Print every line of the listing below without any changes, and leave the pictures out.

> [Information supplied]
--- BEGIN ---
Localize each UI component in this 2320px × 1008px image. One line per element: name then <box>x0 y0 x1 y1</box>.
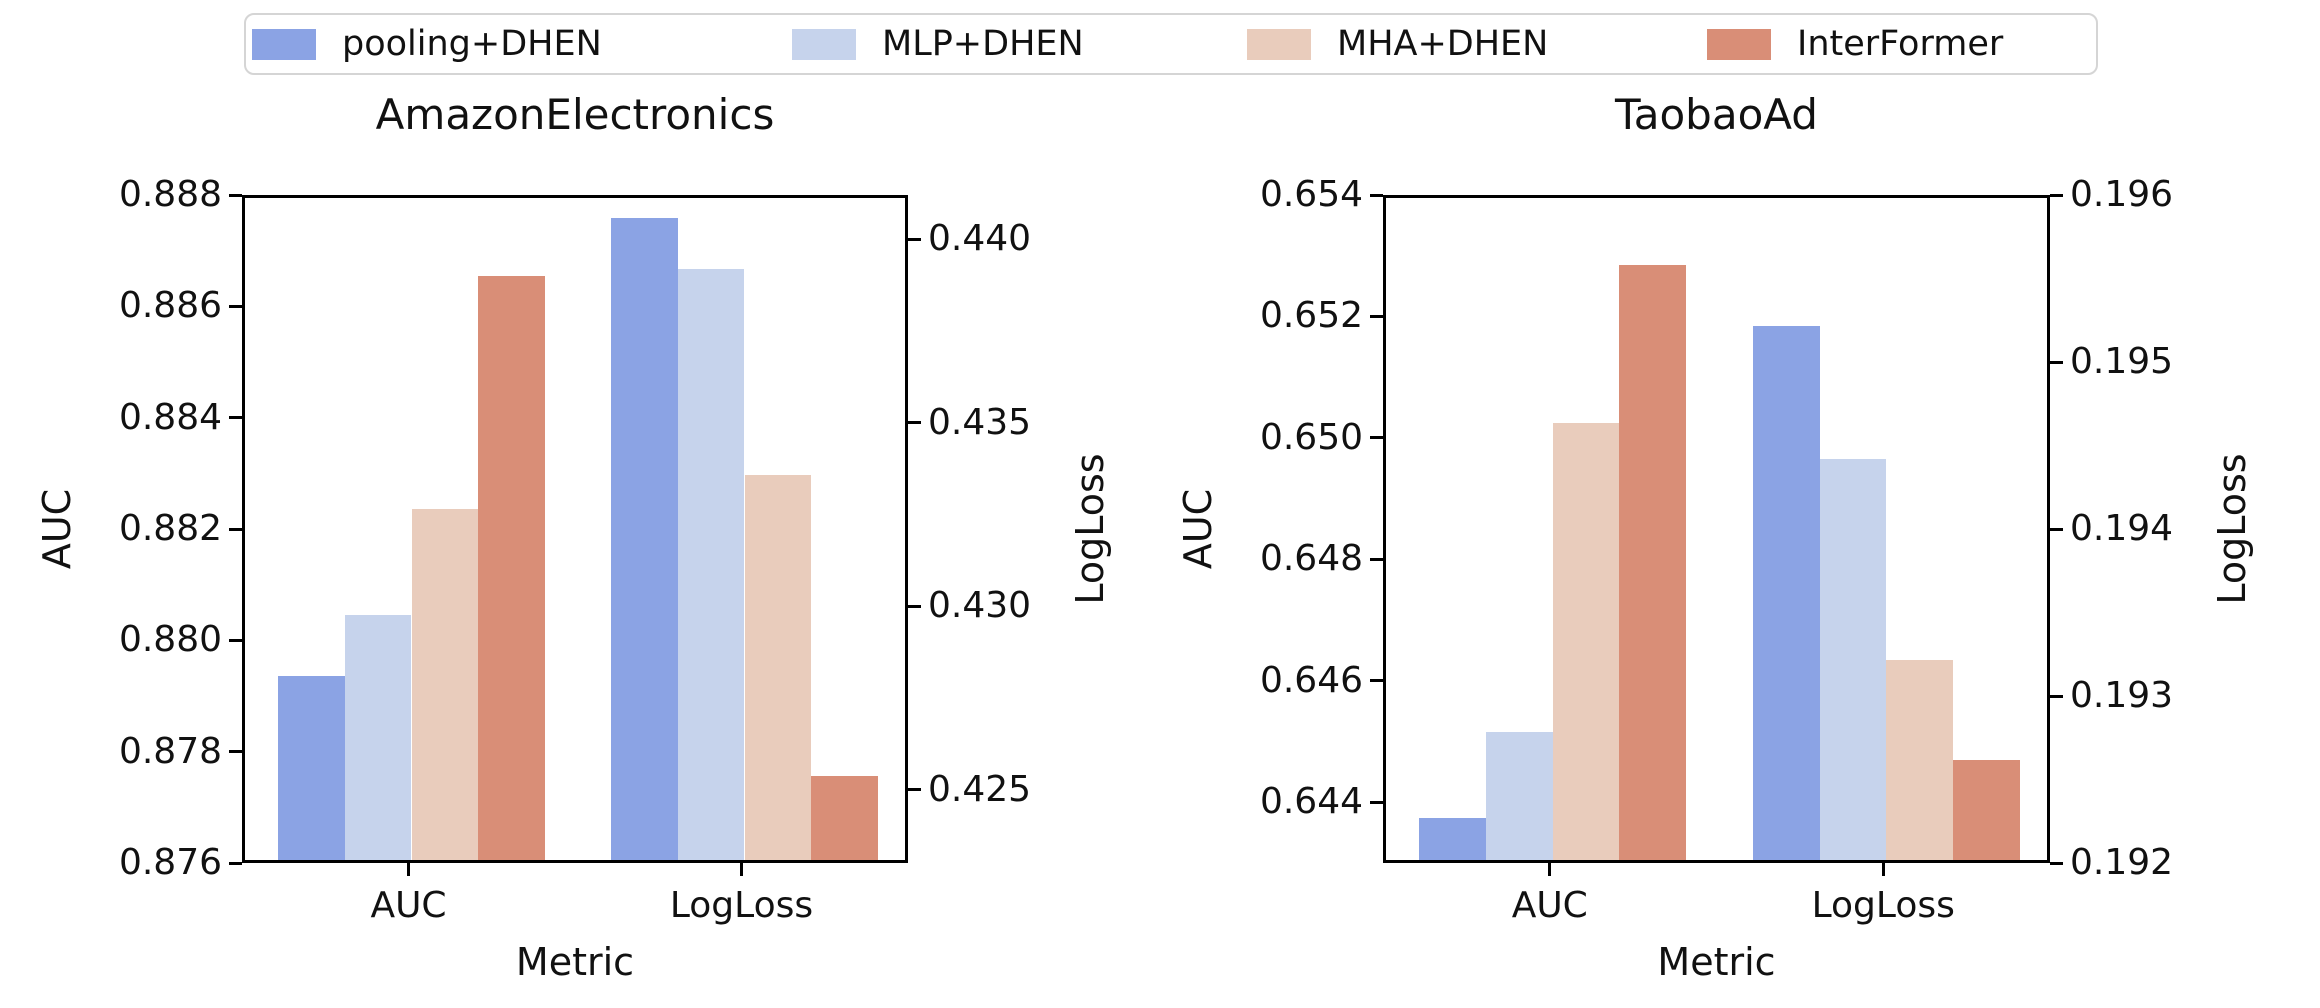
y-tick-left <box>1370 800 1383 804</box>
legend-label: MHA+DHEN <box>1337 24 1549 64</box>
bar-taobaoad-logloss-2 <box>1819 459 1887 860</box>
y-tick-right <box>2050 694 2063 698</box>
y-tick-left <box>229 861 242 865</box>
y-tick-label-left: 0.646 <box>1259 659 1363 701</box>
y-tick-right <box>908 421 921 425</box>
bar-amazonelectronics-logloss-3 <box>744 474 812 860</box>
y-tick-label-right: 0.195 <box>2070 341 2174 382</box>
y-tick-label-left: 0.654 <box>1259 174 1363 215</box>
x-tick-label: LogLoss <box>669 885 814 926</box>
y-tick-left <box>1370 557 1383 561</box>
y-tick-left <box>229 527 242 531</box>
y-tick-left <box>229 193 242 197</box>
legend-entry: MLP+DHEN <box>792 15 1312 73</box>
axes-box <box>242 195 908 863</box>
y-tick-label-right: 0.440 <box>928 218 1032 260</box>
bar-taobaoad-auc-4 <box>1619 264 1687 860</box>
y-tick-left <box>229 638 242 642</box>
legend-label: MLP+DHEN <box>882 24 1084 64</box>
legend-entry: MHA+DHEN <box>1247 15 1767 73</box>
x-tick-label: AUC <box>370 885 447 926</box>
bar-taobaoad-auc-1 <box>1419 817 1487 860</box>
bar-taobaoad-auc-3 <box>1552 422 1620 860</box>
y-tick-label-right: 0.196 <box>2070 174 2174 215</box>
y-tick-label-left: 0.888 <box>118 174 222 215</box>
x-tick-label: LogLoss <box>1811 885 1955 926</box>
bar-amazonelectronics-logloss-4 <box>811 775 878 860</box>
legend: pooling+DHEN MLP+DHEN MHA+DHEN InterFormer <box>244 13 2098 75</box>
y-tick-left <box>1370 436 1383 440</box>
bar-taobaoad-auc-2 <box>1486 732 1553 860</box>
y-tick-right <box>2050 193 2063 197</box>
bar-taobaoad-logloss-1 <box>1752 325 1820 860</box>
bar-amazonelectronics-auc-1 <box>278 676 345 860</box>
y-tick-label-left: 0.650 <box>1259 416 1363 458</box>
y-tick-label-right: 0.435 <box>928 401 1032 443</box>
y-tick-label-left: 0.884 <box>118 396 222 438</box>
y-tick-label-right: 0.194 <box>2070 508 2174 549</box>
bar-amazonelectronics-auc-3 <box>411 509 479 860</box>
y-tick-label-right: 0.430 <box>928 585 1032 627</box>
y-tick-label-left: 0.878 <box>118 730 222 772</box>
legend-swatch-1 <box>252 29 316 60</box>
bar-amazonelectronics-logloss-1 <box>611 217 678 860</box>
y-tick-left <box>229 416 242 420</box>
y-tick-left <box>1370 679 1383 683</box>
x-tick <box>407 863 410 876</box>
bar-amazonelectronics-logloss-2 <box>677 269 745 860</box>
y-tick-label-left: 0.648 <box>1259 538 1363 580</box>
chart-title: AmazonElectronics <box>375 90 775 139</box>
y-tick-right <box>908 788 921 792</box>
bar-taobaoad-logloss-4 <box>1952 759 2020 860</box>
legend-swatch-3 <box>1247 29 1311 60</box>
y-tick-right <box>908 604 921 608</box>
legend-swatch-4 <box>1707 29 1771 60</box>
y-tick-label-left: 0.876 <box>118 842 222 883</box>
chart-title: TaobaoAd <box>1615 90 1818 139</box>
y-axis-label-left: AUC <box>1176 488 1220 570</box>
x-tick <box>740 863 743 876</box>
y-tick-label-right: 0.192 <box>2070 842 2174 883</box>
bar-taobaoad-logloss-3 <box>1886 659 1953 860</box>
legend-label: InterFormer <box>1797 24 2004 64</box>
legend-entry: InterFormer <box>1707 15 2227 73</box>
x-tick-label: AUC <box>1511 885 1588 926</box>
x-tick <box>1548 863 1552 876</box>
x-axis-label: Metric <box>1657 940 1776 984</box>
y-tick-label-right: 0.425 <box>928 768 1032 810</box>
y-tick-left <box>1370 314 1383 318</box>
y-tick-left <box>229 304 242 308</box>
y-tick-right <box>2050 861 2063 865</box>
x-tick <box>1881 863 1885 876</box>
y-tick-label-left: 0.886 <box>118 285 222 327</box>
y-tick-label-right: 0.193 <box>2070 675 2174 716</box>
legend-entry: pooling+DHEN <box>252 15 772 73</box>
y-tick-label-left: 0.652 <box>1259 295 1363 337</box>
legend-swatch-2 <box>792 29 856 60</box>
y-axis-label-right: LogLoss <box>2210 453 2254 605</box>
y-tick-left <box>1370 193 1383 197</box>
y-tick-label-left: 0.880 <box>118 619 222 661</box>
legend-label: pooling+DHEN <box>342 24 602 64</box>
y-tick-right <box>908 237 921 241</box>
y-tick-label-left: 0.882 <box>118 508 222 549</box>
x-axis-label: Metric <box>515 940 635 984</box>
axes-box <box>1383 195 2050 863</box>
y-tick-right <box>2050 360 2063 364</box>
y-tick-left <box>229 750 242 754</box>
bar-amazonelectronics-auc-4 <box>478 275 545 860</box>
y-tick-right <box>2050 527 2063 531</box>
bar-amazonelectronics-auc-2 <box>344 615 412 860</box>
y-tick-label-left: 0.644 <box>1259 781 1363 823</box>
--- END ---
> [Task solution]
Localize each UI component in this 2320px × 1008px image. One line per element: name then <box>x0 y0 x1 y1</box>.
y-tick-left <box>1370 800 1383 804</box>
legend-label: MHA+DHEN <box>1337 24 1549 64</box>
bar-taobaoad-logloss-2 <box>1819 459 1887 860</box>
y-tick-right <box>2050 694 2063 698</box>
y-tick-left <box>229 861 242 865</box>
y-tick-label-left: 0.646 <box>1259 659 1363 701</box>
y-tick-right <box>908 421 921 425</box>
bar-amazonelectronics-logloss-3 <box>744 474 812 860</box>
y-tick-label-right: 0.195 <box>2070 341 2174 382</box>
y-tick-label-left: 0.654 <box>1259 174 1363 215</box>
x-tick-label: LogLoss <box>669 885 814 926</box>
y-tick-left <box>1370 557 1383 561</box>
y-tick-left <box>229 527 242 531</box>
y-tick-left <box>229 193 242 197</box>
legend-entry: MLP+DHEN <box>792 15 1312 73</box>
axes-box <box>242 195 908 863</box>
y-tick-label-right: 0.440 <box>928 218 1032 260</box>
bar-taobaoad-auc-4 <box>1619 264 1687 860</box>
y-tick-left <box>229 638 242 642</box>
legend-label: MLP+DHEN <box>882 24 1084 64</box>
legend-entry: MHA+DHEN <box>1247 15 1767 73</box>
x-tick-label: AUC <box>370 885 447 926</box>
bar-taobaoad-auc-1 <box>1419 817 1487 860</box>
bar-taobaoad-auc-3 <box>1552 422 1620 860</box>
y-tick-label-right: 0.196 <box>2070 174 2174 215</box>
y-tick-label-left: 0.888 <box>118 174 222 215</box>
x-tick-label: LogLoss <box>1811 885 1955 926</box>
bar-amazonelectronics-logloss-4 <box>811 775 878 860</box>
legend: pooling+DHEN MLP+DHEN MHA+DHEN InterFormer <box>244 13 2098 75</box>
y-tick-left <box>1370 436 1383 440</box>
bar-taobaoad-auc-2 <box>1486 732 1553 860</box>
y-tick-right <box>2050 193 2063 197</box>
bar-taobaoad-logloss-1 <box>1752 325 1820 860</box>
bar-amazonelectronics-auc-1 <box>278 676 345 860</box>
y-tick-label-left: 0.650 <box>1259 416 1363 458</box>
y-tick-label-right: 0.435 <box>928 401 1032 443</box>
y-tick-label-left: 0.884 <box>118 396 222 438</box>
y-tick-label-right: 0.194 <box>2070 508 2174 549</box>
bar-amazonelectronics-auc-3 <box>411 509 479 860</box>
y-tick-label-right: 0.430 <box>928 585 1032 627</box>
y-tick-label-left: 0.878 <box>118 730 222 772</box>
legend-swatch-1 <box>252 29 316 60</box>
bar-amazonelectronics-logloss-1 <box>611 217 678 860</box>
y-tick-left <box>229 416 242 420</box>
y-tick-left <box>1370 679 1383 683</box>
x-tick <box>407 863 410 876</box>
bar-amazonelectronics-logloss-2 <box>677 269 745 860</box>
y-tick-label-left: 0.648 <box>1259 538 1363 580</box>
chart-title: AmazonElectronics <box>375 90 775 139</box>
y-tick-right <box>908 788 921 792</box>
bar-taobaoad-logloss-4 <box>1952 759 2020 860</box>
legend-swatch-3 <box>1247 29 1311 60</box>
y-tick-right <box>908 604 921 608</box>
legend-swatch-4 <box>1707 29 1771 60</box>
y-tick-label-left: 0.876 <box>118 842 222 883</box>
chart-title: TaobaoAd <box>1615 90 1818 139</box>
y-axis-label-left: AUC <box>1176 488 1220 570</box>
x-tick <box>740 863 743 876</box>
y-tick-label-right: 0.192 <box>2070 842 2174 883</box>
bar-taobaoad-logloss-3 <box>1886 659 1953 860</box>
legend-label: InterFormer <box>1797 24 2004 64</box>
legend-entry: InterFormer <box>1707 15 2227 73</box>
x-tick-label: AUC <box>1511 885 1588 926</box>
x-tick <box>1548 863 1552 876</box>
x-axis-label: Metric <box>1657 940 1776 984</box>
y-tick-label-right: 0.425 <box>928 768 1032 810</box>
y-tick-left <box>1370 314 1383 318</box>
y-tick-left <box>229 304 242 308</box>
y-tick-right <box>2050 861 2063 865</box>
x-tick <box>1881 863 1885 876</box>
y-tick-label-left: 0.886 <box>118 285 222 327</box>
y-tick-label-right: 0.193 <box>2070 675 2174 716</box>
legend-entry: pooling+DHEN <box>252 15 772 73</box>
y-tick-label-left: 0.652 <box>1259 295 1363 337</box>
legend-swatch-2 <box>792 29 856 60</box>
y-axis-label-right: LogLoss <box>2210 453 2254 605</box>
y-tick-left <box>1370 193 1383 197</box>
y-tick-label-left: 0.880 <box>118 619 222 661</box>
legend-label: pooling+DHEN <box>342 24 602 64</box>
y-tick-right <box>908 237 921 241</box>
y-tick-label-left: 0.882 <box>118 508 222 549</box>
x-axis-label: Metric <box>515 940 635 984</box>
axes-box <box>1383 195 2050 863</box>
y-tick-right <box>2050 360 2063 364</box>
y-tick-left <box>229 750 242 754</box>
bar-amazonelectronics-auc-4 <box>478 275 545 860</box>
y-tick-right <box>2050 527 2063 531</box>
bar-amazonelectronics-auc-2 <box>344 615 412 860</box>
y-tick-label-left: 0.644 <box>1259 781 1363 823</box>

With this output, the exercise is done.